> _Stated task_: Below is a listing; write it out exactly and drop any images from it.

> _Excerpts from a figure dataset_:
· · · · · · ·
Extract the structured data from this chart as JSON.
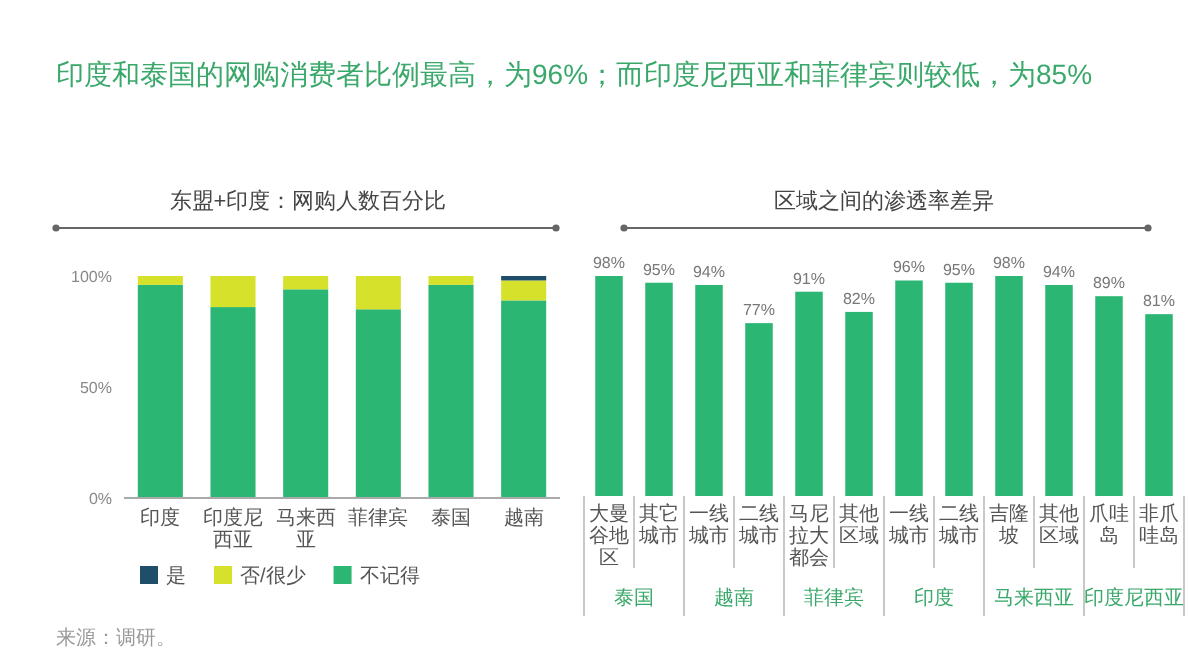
{
  "chart_data": [
    {
      "type": "bar",
      "stacked": true,
      "title": "印度和泰国的网购消费者比例最高，为96%；而印度尼西亚和菲律宾则较低，为85%",
      "subtitle": "东盟+印度：网购人数百分比",
      "categories": [
        "印度",
        "印度尼西亚",
        "马来西亚",
        "菲律宾",
        "泰国",
        "越南"
      ],
      "series": [
        {
          "name": "不记得",
          "color": "#2bb673",
          "values": [
            96,
            86,
            94,
            85,
            96,
            89
          ]
        },
        {
          "name": "否/很少",
          "color": "#d6e12c",
          "values": [
            4,
            14,
            6,
            15,
            4,
            9
          ]
        },
        {
          "name": "是",
          "color": "#1f4e6b",
          "values": [
            0,
            0,
            0,
            0,
            0,
            2
          ]
        }
      ],
      "ylim": [
        0,
        100
      ],
      "yticks": [
        {
          "value": 0,
          "label": "0%"
        },
        {
          "value": 50,
          "label": "50%"
        },
        {
          "value": 100,
          "label": "100%"
        }
      ],
      "legend": "bottom",
      "annotations": [
        "来源：调研。"
      ]
    },
    {
      "type": "bar",
      "title": "区域之间的渗透率差异",
      "categories": [
        "大曼谷地区",
        "其它城市",
        "一线城市",
        "二线城市",
        "马尼拉大都会",
        "其他区域",
        "一线城市",
        "二线城市",
        "吉隆坡",
        "其他区域",
        "爪哇岛",
        "非爪哇岛"
      ],
      "values": [
        98,
        95,
        94,
        77,
        91,
        82,
        96,
        95,
        98,
        94,
        89,
        81
      ],
      "color": "#2bb673",
      "value_labels": [
        "98%",
        "95%",
        "94%",
        "77%",
        "91%",
        "82%",
        "96%",
        "95%",
        "98%",
        "94%",
        "89%",
        "81%"
      ],
      "annotations": [
        "泰国",
        "越南",
        "菲律宾",
        "印度",
        "马来西亚",
        "印度尼西亚"
      ]
    }
  ]
}
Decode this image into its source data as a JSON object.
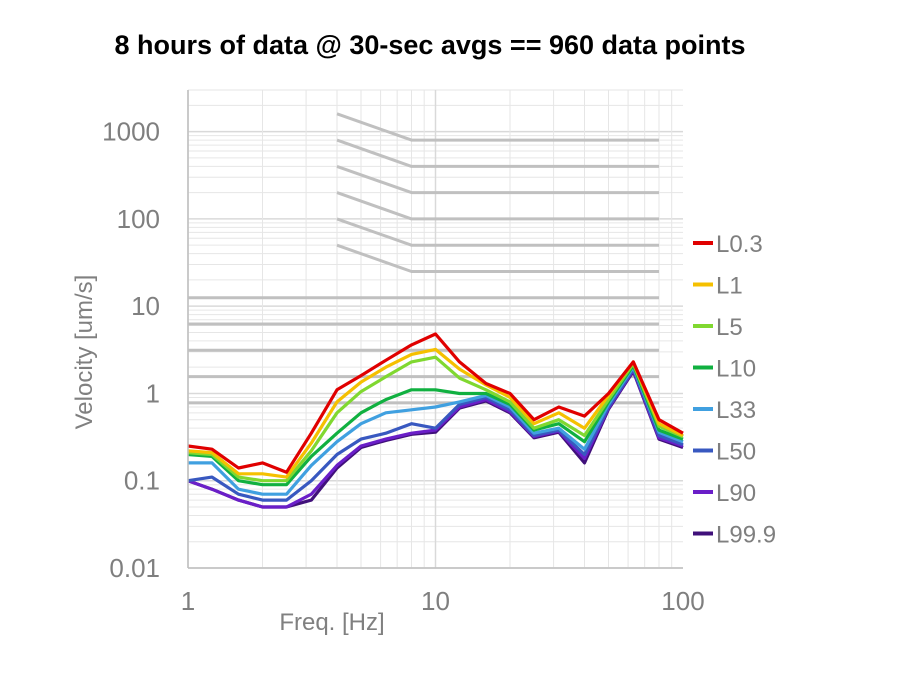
{
  "chart_data": {
    "type": "line",
    "title": "8 hours of data @ 30-sec avgs == 960 data points",
    "xlabel": "Freq. [Hz]",
    "ylabel": "Velocity [um/s]",
    "xscale": "log",
    "yscale": "log",
    "xlim": [
      1,
      100
    ],
    "ylim": [
      0.01,
      3000
    ],
    "x_ticks": [
      {
        "value": 1,
        "label": "1"
      },
      {
        "value": 10,
        "label": "10"
      },
      {
        "value": 100,
        "label": "100"
      }
    ],
    "y_ticks": [
      {
        "value": 0.01,
        "label": "0.01"
      },
      {
        "value": 0.1,
        "label": "0.1"
      },
      {
        "value": 1,
        "label": "1"
      },
      {
        "value": 10,
        "label": "10"
      },
      {
        "value": 100,
        "label": "100"
      },
      {
        "value": 1000,
        "label": "1000"
      }
    ],
    "grid": true,
    "legend_position": "right",
    "x": [
      1,
      1.25,
      1.6,
      2,
      2.5,
      3.15,
      4,
      5,
      6.3,
      8,
      10,
      12.5,
      16,
      20,
      25,
      31.5,
      40,
      50,
      63,
      80,
      100
    ],
    "series": [
      {
        "name": "L0.3",
        "color": "#e00000",
        "values": [
          0.25,
          0.23,
          0.14,
          0.16,
          0.125,
          0.35,
          1.1,
          1.6,
          2.4,
          3.6,
          4.8,
          2.3,
          1.3,
          1.0,
          0.5,
          0.7,
          0.55,
          1.0,
          2.3,
          0.5,
          0.35
        ]
      },
      {
        "name": "L1",
        "color": "#f5c000",
        "values": [
          0.22,
          0.21,
          0.12,
          0.12,
          0.11,
          0.27,
          0.8,
          1.35,
          2.0,
          2.8,
          3.2,
          1.9,
          1.25,
          0.9,
          0.45,
          0.6,
          0.4,
          0.95,
          2.3,
          0.45,
          0.33
        ]
      },
      {
        "name": "L5",
        "color": "#80d830",
        "values": [
          0.21,
          0.2,
          0.11,
          0.1,
          0.1,
          0.22,
          0.6,
          1.05,
          1.55,
          2.3,
          2.6,
          1.5,
          1.1,
          0.8,
          0.4,
          0.5,
          0.33,
          0.85,
          2.2,
          0.42,
          0.32
        ]
      },
      {
        "name": "L10",
        "color": "#10b040",
        "values": [
          0.2,
          0.19,
          0.1,
          0.09,
          0.09,
          0.19,
          0.35,
          0.6,
          0.85,
          1.1,
          1.1,
          1.0,
          1.0,
          0.75,
          0.38,
          0.45,
          0.28,
          0.8,
          2.1,
          0.38,
          0.3
        ]
      },
      {
        "name": "L33",
        "color": "#40a0e0",
        "values": [
          0.16,
          0.16,
          0.08,
          0.07,
          0.07,
          0.15,
          0.28,
          0.45,
          0.6,
          0.65,
          0.7,
          0.8,
          0.95,
          0.7,
          0.35,
          0.4,
          0.23,
          0.75,
          2.0,
          0.36,
          0.28
        ]
      },
      {
        "name": "L50",
        "color": "#3858c0",
        "values": [
          0.1,
          0.11,
          0.07,
          0.06,
          0.06,
          0.1,
          0.2,
          0.3,
          0.35,
          0.45,
          0.4,
          0.75,
          0.9,
          0.65,
          0.33,
          0.38,
          0.2,
          0.7,
          1.9,
          0.33,
          0.26
        ]
      },
      {
        "name": "L90",
        "color": "#6a1ec8",
        "values": [
          0.1,
          0.08,
          0.06,
          0.05,
          0.05,
          0.07,
          0.15,
          0.25,
          0.3,
          0.35,
          0.38,
          0.7,
          0.85,
          0.62,
          0.32,
          0.37,
          0.18,
          0.68,
          1.85,
          0.31,
          0.25
        ]
      },
      {
        "name": "L99.9",
        "color": "#40107a",
        "values": [
          0.1,
          0.08,
          0.06,
          0.05,
          0.05,
          0.06,
          0.14,
          0.24,
          0.29,
          0.34,
          0.36,
          0.68,
          0.82,
          0.6,
          0.31,
          0.36,
          0.16,
          0.66,
          1.8,
          0.3,
          0.24
        ]
      }
    ],
    "reference_curves": [
      {
        "points": [
          [
            4,
            1600
          ],
          [
            8,
            800
          ],
          [
            80,
            800
          ]
        ]
      },
      {
        "points": [
          [
            4,
            800
          ],
          [
            8,
            400
          ],
          [
            80,
            400
          ]
        ]
      },
      {
        "points": [
          [
            4,
            400
          ],
          [
            8,
            200
          ],
          [
            80,
            200
          ]
        ]
      },
      {
        "points": [
          [
            4,
            200
          ],
          [
            8,
            100
          ],
          [
            80,
            100
          ]
        ]
      },
      {
        "points": [
          [
            4,
            100
          ],
          [
            8,
            50
          ],
          [
            80,
            50
          ]
        ]
      },
      {
        "points": [
          [
            4,
            50
          ],
          [
            8,
            25
          ],
          [
            80,
            25
          ]
        ]
      },
      {
        "points": [
          [
            1,
            12.5
          ],
          [
            80,
            12.5
          ]
        ]
      },
      {
        "points": [
          [
            1,
            6.25
          ],
          [
            80,
            6.25
          ]
        ]
      },
      {
        "points": [
          [
            1,
            3.12
          ],
          [
            80,
            3.12
          ]
        ]
      },
      {
        "points": [
          [
            1,
            1.56
          ],
          [
            80,
            1.56
          ]
        ]
      },
      {
        "points": [
          [
            1,
            0.78
          ],
          [
            80,
            0.78
          ]
        ]
      }
    ],
    "colors": {
      "reference_curve": "#c0c0c0",
      "grid": "#e6e6e6",
      "tick_text": "#7f7f7f"
    }
  }
}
· · · · · · ·
> _The output_:
Extract the structured data from this chart as JSON.
{
  "chart_data": [
    {
      "type": "bar",
      "stacked": true,
      "title": "印度和泰国的网购消费者比例最高，为96%；而印度尼西亚和菲律宾则较低，为85%",
      "subtitle": "东盟+印度：网购人数百分比",
      "categories": [
        "印度",
        "印度尼西亚",
        "马来西亚",
        "菲律宾",
        "泰国",
        "越南"
      ],
      "series": [
        {
          "name": "不记得",
          "color": "#2bb673",
          "values": [
            96,
            86,
            94,
            85,
            96,
            89
          ]
        },
        {
          "name": "否/很少",
          "color": "#d6e12c",
          "values": [
            4,
            14,
            6,
            15,
            4,
            9
          ]
        },
        {
          "name": "是",
          "color": "#1f4e6b",
          "values": [
            0,
            0,
            0,
            0,
            0,
            2
          ]
        }
      ],
      "ylim": [
        0,
        100
      ],
      "yticks": [
        {
          "value": 0,
          "label": "0%"
        },
        {
          "value": 50,
          "label": "50%"
        },
        {
          "value": 100,
          "label": "100%"
        }
      ],
      "legend": "bottom",
      "annotations": [
        "来源：调研。"
      ]
    },
    {
      "type": "bar",
      "title": "区域之间的渗透率差异",
      "categories": [
        "大曼谷地区",
        "其它城市",
        "一线城市",
        "二线城市",
        "马尼拉大都会",
        "其他区域",
        "一线城市",
        "二线城市",
        "吉隆坡",
        "其他区域",
        "爪哇岛",
        "非爪哇岛"
      ],
      "values": [
        98,
        95,
        94,
        77,
        91,
        82,
        96,
        95,
        98,
        94,
        89,
        81
      ],
      "color": "#2bb673",
      "value_labels": [
        "98%",
        "95%",
        "94%",
        "77%",
        "91%",
        "82%",
        "96%",
        "95%",
        "98%",
        "94%",
        "89%",
        "81%"
      ],
      "annotations": [
        "泰国",
        "越南",
        "菲律宾",
        "印度",
        "马来西亚",
        "印度尼西亚"
      ]
    }
  ]
}
Decode this image into its source data as a JSON object.
{
  "chart_data": {
    "type": "line",
    "title": "8 hours of data @ 30-sec avgs == 960 data points",
    "xlabel": "Freq. [Hz]",
    "ylabel": "Velocity [um/s]",
    "xscale": "log",
    "yscale": "log",
    "xlim": [
      1,
      100
    ],
    "ylim": [
      0.01,
      3000
    ],
    "x_ticks": [
      {
        "value": 1,
        "label": "1"
      },
      {
        "value": 10,
        "label": "10"
      },
      {
        "value": 100,
        "label": "100"
      }
    ],
    "y_ticks": [
      {
        "value": 0.01,
        "label": "0.01"
      },
      {
        "value": 0.1,
        "label": "0.1"
      },
      {
        "value": 1,
        "label": "1"
      },
      {
        "value": 10,
        "label": "10"
      },
      {
        "value": 100,
        "label": "100"
      },
      {
        "value": 1000,
        "label": "1000"
      }
    ],
    "grid": true,
    "legend_position": "right",
    "x": [
      1,
      1.25,
      1.6,
      2,
      2.5,
      3.15,
      4,
      5,
      6.3,
      8,
      10,
      12.5,
      16,
      20,
      25,
      31.5,
      40,
      50,
      63,
      80,
      100
    ],
    "series": [
      {
        "name": "L0.3",
        "color": "#e00000",
        "values": [
          0.25,
          0.23,
          0.14,
          0.16,
          0.125,
          0.35,
          1.1,
          1.6,
          2.4,
          3.6,
          4.8,
          2.3,
          1.3,
          1.0,
          0.5,
          0.7,
          0.55,
          1.0,
          2.3,
          0.5,
          0.35
        ]
      },
      {
        "name": "L1",
        "color": "#f5c000",
        "values": [
          0.22,
          0.21,
          0.12,
          0.12,
          0.11,
          0.27,
          0.8,
          1.35,
          2.0,
          2.8,
          3.2,
          1.9,
          1.25,
          0.9,
          0.45,
          0.6,
          0.4,
          0.95,
          2.3,
          0.45,
          0.33
        ]
      },
      {
        "name": "L5",
        "color": "#80d830",
        "values": [
          0.21,
          0.2,
          0.11,
          0.1,
          0.1,
          0.22,
          0.6,
          1.05,
          1.55,
          2.3,
          2.6,
          1.5,
          1.1,
          0.8,
          0.4,
          0.5,
          0.33,
          0.85,
          2.2,
          0.42,
          0.32
        ]
      },
      {
        "name": "L10",
        "color": "#10b040",
        "values": [
          0.2,
          0.19,
          0.1,
          0.09,
          0.09,
          0.19,
          0.35,
          0.6,
          0.85,
          1.1,
          1.1,
          1.0,
          1.0,
          0.75,
          0.38,
          0.45,
          0.28,
          0.8,
          2.1,
          0.38,
          0.3
        ]
      },
      {
        "name": "L33",
        "color": "#40a0e0",
        "values": [
          0.16,
          0.16,
          0.08,
          0.07,
          0.07,
          0.15,
          0.28,
          0.45,
          0.6,
          0.65,
          0.7,
          0.8,
          0.95,
          0.7,
          0.35,
          0.4,
          0.23,
          0.75,
          2.0,
          0.36,
          0.28
        ]
      },
      {
        "name": "L50",
        "color": "#3858c0",
        "values": [
          0.1,
          0.11,
          0.07,
          0.06,
          0.06,
          0.1,
          0.2,
          0.3,
          0.35,
          0.45,
          0.4,
          0.75,
          0.9,
          0.65,
          0.33,
          0.38,
          0.2,
          0.7,
          1.9,
          0.33,
          0.26
        ]
      },
      {
        "name": "L90",
        "color": "#6a1ec8",
        "values": [
          0.1,
          0.08,
          0.06,
          0.05,
          0.05,
          0.07,
          0.15,
          0.25,
          0.3,
          0.35,
          0.38,
          0.7,
          0.85,
          0.62,
          0.32,
          0.37,
          0.18,
          0.68,
          1.85,
          0.31,
          0.25
        ]
      },
      {
        "name": "L99.9",
        "color": "#40107a",
        "values": [
          0.1,
          0.08,
          0.06,
          0.05,
          0.05,
          0.06,
          0.14,
          0.24,
          0.29,
          0.34,
          0.36,
          0.68,
          0.82,
          0.6,
          0.31,
          0.36,
          0.16,
          0.66,
          1.8,
          0.3,
          0.24
        ]
      }
    ],
    "reference_curves": [
      {
        "points": [
          [
            4,
            1600
          ],
          [
            8,
            800
          ],
          [
            80,
            800
          ]
        ]
      },
      {
        "points": [
          [
            4,
            800
          ],
          [
            8,
            400
          ],
          [
            80,
            400
          ]
        ]
      },
      {
        "points": [
          [
            4,
            400
          ],
          [
            8,
            200
          ],
          [
            80,
            200
          ]
        ]
      },
      {
        "points": [
          [
            4,
            200
          ],
          [
            8,
            100
          ],
          [
            80,
            100
          ]
        ]
      },
      {
        "points": [
          [
            4,
            100
          ],
          [
            8,
            50
          ],
          [
            80,
            50
          ]
        ]
      },
      {
        "points": [
          [
            4,
            50
          ],
          [
            8,
            25
          ],
          [
            80,
            25
          ]
        ]
      },
      {
        "points": [
          [
            1,
            12.5
          ],
          [
            80,
            12.5
          ]
        ]
      },
      {
        "points": [
          [
            1,
            6.25
          ],
          [
            80,
            6.25
          ]
        ]
      },
      {
        "points": [
          [
            1,
            3.12
          ],
          [
            80,
            3.12
          ]
        ]
      },
      {
        "points": [
          [
            1,
            1.56
          ],
          [
            80,
            1.56
          ]
        ]
      },
      {
        "points": [
          [
            1,
            0.78
          ],
          [
            80,
            0.78
          ]
        ]
      }
    ],
    "colors": {
      "reference_curve": "#c0c0c0",
      "grid": "#e6e6e6",
      "tick_text": "#7f7f7f"
    }
  }
}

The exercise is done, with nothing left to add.